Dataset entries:
-------

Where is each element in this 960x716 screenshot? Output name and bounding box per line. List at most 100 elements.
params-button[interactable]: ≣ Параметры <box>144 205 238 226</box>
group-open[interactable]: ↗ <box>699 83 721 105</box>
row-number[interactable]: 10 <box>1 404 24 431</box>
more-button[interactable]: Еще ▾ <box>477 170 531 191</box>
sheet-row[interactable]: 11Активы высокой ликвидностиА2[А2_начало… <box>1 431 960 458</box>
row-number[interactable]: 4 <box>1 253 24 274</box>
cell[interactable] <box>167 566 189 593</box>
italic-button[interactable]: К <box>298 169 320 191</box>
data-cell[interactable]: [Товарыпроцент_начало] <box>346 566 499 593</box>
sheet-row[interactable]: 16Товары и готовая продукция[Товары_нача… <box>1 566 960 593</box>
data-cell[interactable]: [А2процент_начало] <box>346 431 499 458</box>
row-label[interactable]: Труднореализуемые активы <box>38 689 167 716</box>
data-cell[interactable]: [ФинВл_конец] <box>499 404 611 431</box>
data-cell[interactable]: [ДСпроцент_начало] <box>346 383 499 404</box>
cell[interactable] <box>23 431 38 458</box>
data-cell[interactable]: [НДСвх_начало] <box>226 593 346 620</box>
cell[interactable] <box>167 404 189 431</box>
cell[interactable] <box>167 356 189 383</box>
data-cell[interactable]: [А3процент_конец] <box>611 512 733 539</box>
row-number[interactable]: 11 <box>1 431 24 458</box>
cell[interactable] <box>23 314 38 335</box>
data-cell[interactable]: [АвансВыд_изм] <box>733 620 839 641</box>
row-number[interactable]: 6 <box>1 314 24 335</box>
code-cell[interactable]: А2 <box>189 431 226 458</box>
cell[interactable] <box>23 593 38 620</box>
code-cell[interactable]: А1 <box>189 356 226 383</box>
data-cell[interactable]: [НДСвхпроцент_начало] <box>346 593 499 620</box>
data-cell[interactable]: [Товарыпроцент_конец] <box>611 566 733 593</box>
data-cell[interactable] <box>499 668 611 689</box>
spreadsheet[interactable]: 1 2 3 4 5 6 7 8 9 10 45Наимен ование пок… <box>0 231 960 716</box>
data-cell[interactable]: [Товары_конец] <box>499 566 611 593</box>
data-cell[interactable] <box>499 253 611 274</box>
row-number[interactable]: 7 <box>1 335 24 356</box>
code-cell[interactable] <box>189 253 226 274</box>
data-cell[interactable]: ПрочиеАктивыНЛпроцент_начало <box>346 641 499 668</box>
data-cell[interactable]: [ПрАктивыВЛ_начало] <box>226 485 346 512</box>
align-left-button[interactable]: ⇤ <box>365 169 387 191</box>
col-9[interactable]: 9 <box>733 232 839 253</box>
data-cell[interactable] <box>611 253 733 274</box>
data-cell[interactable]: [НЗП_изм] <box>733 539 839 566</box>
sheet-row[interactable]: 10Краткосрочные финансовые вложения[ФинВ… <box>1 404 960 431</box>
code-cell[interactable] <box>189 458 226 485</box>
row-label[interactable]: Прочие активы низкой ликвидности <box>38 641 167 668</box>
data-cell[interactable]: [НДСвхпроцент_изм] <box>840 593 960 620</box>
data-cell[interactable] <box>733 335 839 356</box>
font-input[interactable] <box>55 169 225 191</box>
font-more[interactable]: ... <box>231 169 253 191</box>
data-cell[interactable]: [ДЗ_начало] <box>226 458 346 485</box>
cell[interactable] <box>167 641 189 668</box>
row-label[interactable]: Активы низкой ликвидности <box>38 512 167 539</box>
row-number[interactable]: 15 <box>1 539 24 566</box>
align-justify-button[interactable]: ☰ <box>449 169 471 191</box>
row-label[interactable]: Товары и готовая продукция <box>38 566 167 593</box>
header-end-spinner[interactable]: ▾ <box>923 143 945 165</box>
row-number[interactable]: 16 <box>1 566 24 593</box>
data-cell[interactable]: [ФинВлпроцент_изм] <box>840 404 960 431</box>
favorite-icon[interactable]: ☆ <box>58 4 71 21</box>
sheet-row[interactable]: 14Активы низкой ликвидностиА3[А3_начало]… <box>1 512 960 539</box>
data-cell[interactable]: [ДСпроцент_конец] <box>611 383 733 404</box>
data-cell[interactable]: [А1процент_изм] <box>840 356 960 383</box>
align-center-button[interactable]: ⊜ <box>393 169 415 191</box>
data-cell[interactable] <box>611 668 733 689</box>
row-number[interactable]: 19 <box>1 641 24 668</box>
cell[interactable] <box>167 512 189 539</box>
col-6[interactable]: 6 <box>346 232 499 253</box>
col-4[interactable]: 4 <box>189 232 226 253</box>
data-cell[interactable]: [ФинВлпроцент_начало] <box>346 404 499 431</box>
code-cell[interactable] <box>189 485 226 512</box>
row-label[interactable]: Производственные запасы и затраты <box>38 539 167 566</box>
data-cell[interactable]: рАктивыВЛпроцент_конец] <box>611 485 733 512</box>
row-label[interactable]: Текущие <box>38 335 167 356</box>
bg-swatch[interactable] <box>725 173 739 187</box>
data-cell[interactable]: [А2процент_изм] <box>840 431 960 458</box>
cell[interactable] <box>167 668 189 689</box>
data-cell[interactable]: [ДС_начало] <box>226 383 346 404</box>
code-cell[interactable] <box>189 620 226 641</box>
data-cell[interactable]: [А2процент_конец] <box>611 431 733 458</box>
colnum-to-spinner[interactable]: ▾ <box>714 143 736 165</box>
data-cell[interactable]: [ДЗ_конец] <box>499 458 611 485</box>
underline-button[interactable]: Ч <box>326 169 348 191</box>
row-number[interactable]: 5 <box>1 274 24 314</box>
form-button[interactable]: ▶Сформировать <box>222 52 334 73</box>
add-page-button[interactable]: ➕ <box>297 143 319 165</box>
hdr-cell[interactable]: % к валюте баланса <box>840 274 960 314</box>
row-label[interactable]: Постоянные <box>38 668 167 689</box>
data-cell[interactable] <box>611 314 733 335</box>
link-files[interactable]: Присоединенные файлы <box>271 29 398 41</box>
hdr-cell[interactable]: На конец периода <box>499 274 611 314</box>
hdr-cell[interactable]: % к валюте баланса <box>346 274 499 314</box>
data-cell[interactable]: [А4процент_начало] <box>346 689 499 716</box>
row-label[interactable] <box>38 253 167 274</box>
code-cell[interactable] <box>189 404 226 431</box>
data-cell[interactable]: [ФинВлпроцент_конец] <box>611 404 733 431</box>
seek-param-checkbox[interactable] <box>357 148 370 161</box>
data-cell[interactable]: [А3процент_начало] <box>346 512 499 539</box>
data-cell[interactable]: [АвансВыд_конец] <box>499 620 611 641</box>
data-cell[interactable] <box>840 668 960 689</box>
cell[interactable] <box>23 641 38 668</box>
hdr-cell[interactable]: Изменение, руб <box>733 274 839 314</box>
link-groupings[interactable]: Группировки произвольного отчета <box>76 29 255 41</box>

-------

Problem statement:
Please format every line of the data above as a JSON list of strings, with one string per line and any blank lines omitted.

Result of the task:
[
  "Where is each element in this 960x716 screenshot? Output name and bounding box per line. List at most 100 elements.",
  "params-button[interactable]: ≣ Параметры <box>144 205 238 226</box>",
  "group-open[interactable]: ↗ <box>699 83 721 105</box>",
  "row-number[interactable]: 10 <box>1 404 24 431</box>",
  "more-button[interactable]: Еще ▾ <box>477 170 531 191</box>",
  "sheet-row[interactable]: 11Активы высокой ликвидностиА2[А2_начало… <box>1 431 960 458</box>",
  "row-number[interactable]: 4 <box>1 253 24 274</box>",
  "cell[interactable] <box>167 566 189 593</box>",
  "italic-button[interactable]: К <box>298 169 320 191</box>",
  "data-cell[interactable]: [Товарыпроцент_начало] <box>346 566 499 593</box>",
  "sheet-row[interactable]: 16Товары и готовая продукция[Товары_нача… <box>1 566 960 593</box>",
  "data-cell[interactable]: [А2процент_начало] <box>346 431 499 458</box>",
  "row-label[interactable]: Труднореализуемые активы <box>38 689 167 716</box>",
  "data-cell[interactable]: [ФинВл_конец] <box>499 404 611 431</box>",
  "data-cell[interactable]: [ДСпроцент_начало] <box>346 383 499 404</box>",
  "cell[interactable] <box>23 431 38 458</box>",
  "data-cell[interactable]: [НДСвх_начало] <box>226 593 346 620</box>",
  "cell[interactable] <box>167 404 189 431</box>",
  "cell[interactable] <box>167 356 189 383</box>",
  "data-cell[interactable]: [А3процент_конец] <box>611 512 733 539</box>",
  "row-number[interactable]: 11 <box>1 431 24 458</box>",
  "cell[interactable] <box>23 314 38 335</box>",
  "data-cell[interactable]: [АвансВыд_изм] <box>733 620 839 641</box>",
  "row-number[interactable]: 6 <box>1 314 24 335</box>",
  "code-cell[interactable]: А2 <box>189 431 226 458</box>",
  "cell[interactable] <box>23 593 38 620</box>",
  "code-cell[interactable]: А1 <box>189 356 226 383</box>",
  "data-cell[interactable]: [НДСвхпроцент_начало] <box>346 593 499 620</box>",
  "data-cell[interactable]: [Товарыпроцент_конец] <box>611 566 733 593</box>",
  "data-cell[interactable] <box>499 668 611 689</box>",
  "spreadsheet[interactable]: 1 2 3 4 5 6 7 8 9 10 45Наимен ование пок… <box>0 231 960 716</box>",
  "data-cell[interactable]: [Товары_конец] <box>499 566 611 593</box>",
  "data-cell[interactable] <box>499 253 611 274</box>",
  "row-number[interactable]: 7 <box>1 335 24 356</box>",
  "code-cell[interactable] <box>189 253 226 274</box>",
  "data-cell[interactable]: ПрочиеАктивыНЛпроцент_начало <box>346 641 499 668</box>",
  "data-cell[interactable]: [ПрАктивыВЛ_начало] <box>226 485 346 512</box>",
  "align-left-button[interactable]: ⇤ <box>365 169 387 191</box>",
  "col-9[interactable]: 9 <box>733 232 839 253</box>",
  "data-cell[interactable] <box>611 253 733 274</box>",
  "data-cell[interactable]: [НЗП_изм] <box>733 539 839 566</box>",
  "sheet-row[interactable]: 10Краткосрочные финансовые вложения[ФинВ… <box>1 404 960 431</box>",
  "code-cell[interactable] <box>189 458 226 485</box>",
  "row-label[interactable]: Прочие активы низкой ликвидности <box>38 641 167 668</box>",
  "data-cell[interactable]: [НДСвхпроцент_изм] <box>840 593 960 620</box>",
  "data-cell[interactable] <box>733 335 839 356</box>",
  "font-input[interactable] <box>55 169 225 191</box>",
  "font-more[interactable]: ... <box>231 169 253 191</box>",
  "data-cell[interactable]: [ДЗ_начало] <box>226 458 346 485</box>",
  "cell[interactable] <box>167 641 189 668</box>",
  "row-label[interactable]: Активы низкой ликвидности <box>38 512 167 539</box>",
  "row-number[interactable]: 15 <box>1 539 24 566</box>",
  "align-justify-button[interactable]: ☰ <box>449 169 471 191</box>",
  "row-label[interactable]: Товары и готовая продукция <box>38 566 167 593</box>",
  "header-end-spinner[interactable]: ▾ <box>923 143 945 165</box>",
  "row-number[interactable]: 16 <box>1 566 24 593</box>",
  "data-cell[interactable]: [ФинВлпроцент_изм] <box>840 404 960 431</box>",
  "favorite-icon[interactable]: ☆ <box>58 4 71 21</box>",
  "sheet-row[interactable]: 14Активы низкой ликвидностиА3[А3_начало]… <box>1 512 960 539</box>",
  "data-cell[interactable]: [ДСпроцент_конец] <box>611 383 733 404</box>",
  "data-cell[interactable]: [А1процент_изм] <box>840 356 960 383</box>",
  "align-center-button[interactable]: ⊜ <box>393 169 415 191</box>",
  "data-cell[interactable] <box>611 668 733 689</box>",
  "row-number[interactable]: 19 <box>1 641 24 668</box>",
  "cell[interactable] <box>167 512 189 539</box>",
  "col-6[interactable]: 6 <box>346 232 499 253</box>",
  "col-4[interactable]: 4 <box>189 232 226 253</box>",
  "data-cell[interactable]: [ФинВлпроцент_начало] <box>346 404 499 431</box>",
  "code-cell[interactable] <box>189 485 226 512</box>",
  "row-label[interactable]: Производственные запасы и затраты <box>38 539 167 566</box>",
  "data-cell[interactable]: рАктивыВЛпроцент_конец] <box>611 485 733 512</box>",
  "row-label[interactable]: Текущие <box>38 335 167 356</box>",
  "bg-swatch[interactable] <box>725 173 739 187</box>",
  "data-cell[interactable]: [А2процент_изм] <box>840 431 960 458</box>",
  "cell[interactable] <box>167 668 189 689</box>",
  "data-cell[interactable]: [ДС_начало] <box>226 383 346 404</box>",
  "code-cell[interactable] <box>189 620 226 641</box>",
  "data-cell[interactable]: [А2процент_конец] <box>611 431 733 458</box>",
  "colnum-to-spinner[interactable]: ▾ <box>714 143 736 165</box>",
  "data-cell[interactable]: [ДЗ_конец] <box>499 458 611 485</box>",
  "underline-button[interactable]: Ч <box>326 169 348 191</box>",
  "row-number[interactable]: 5 <box>1 274 24 314</box>",
  "form-button[interactable]: ▶Сформировать <box>222 52 334 73</box>",
  "add-page-button[interactable]: ➕ <box>297 143 319 165</box>",
  "hdr-cell[interactable]: % к валюте баланса <box>840 274 960 314</box>",
  "row-label[interactable]: Постоянные <box>38 668 167 689</box>",
  "data-cell[interactable] <box>611 314 733 335</box>",
  "link-files[interactable]: Присоединенные файлы <box>271 29 398 41</box>",
  "hdr-cell[interactable]: На конец периода <box>499 274 611 314</box>",
  "hdr-cell[interactable]: % к валюте баланса <box>346 274 499 314</box>",
  "data-cell[interactable]: [А4процент_начало] <box>346 689 499 716</box>",
  "row-label[interactable] <box>38 253 167 274</box>",
  "code-cell[interactable] <box>189 404 226 431</box>",
  "data-cell[interactable]: [ФинВлпроцент_конец] <box>611 404 733 431</box>",
  "seek-param-checkbox[interactable] <box>357 148 370 161</box>",
  "data-cell[interactable]: [А3процент_начало] <box>346 512 499 539</box>",
  "data-cell[interactable]: [АвансВыд_конец] <box>499 620 611 641</box>",
  "data-cell[interactable] <box>840 668 960 689</box>",
  "cell[interactable] <box>23 641 38 668</box>",
  "hdr-cell[interactable]: Изменение, руб <box>733 274 839 314</box>",
  "link-groupings[interactable]: Группировки произвольного отчета <box>76 29 255 41</box>"
]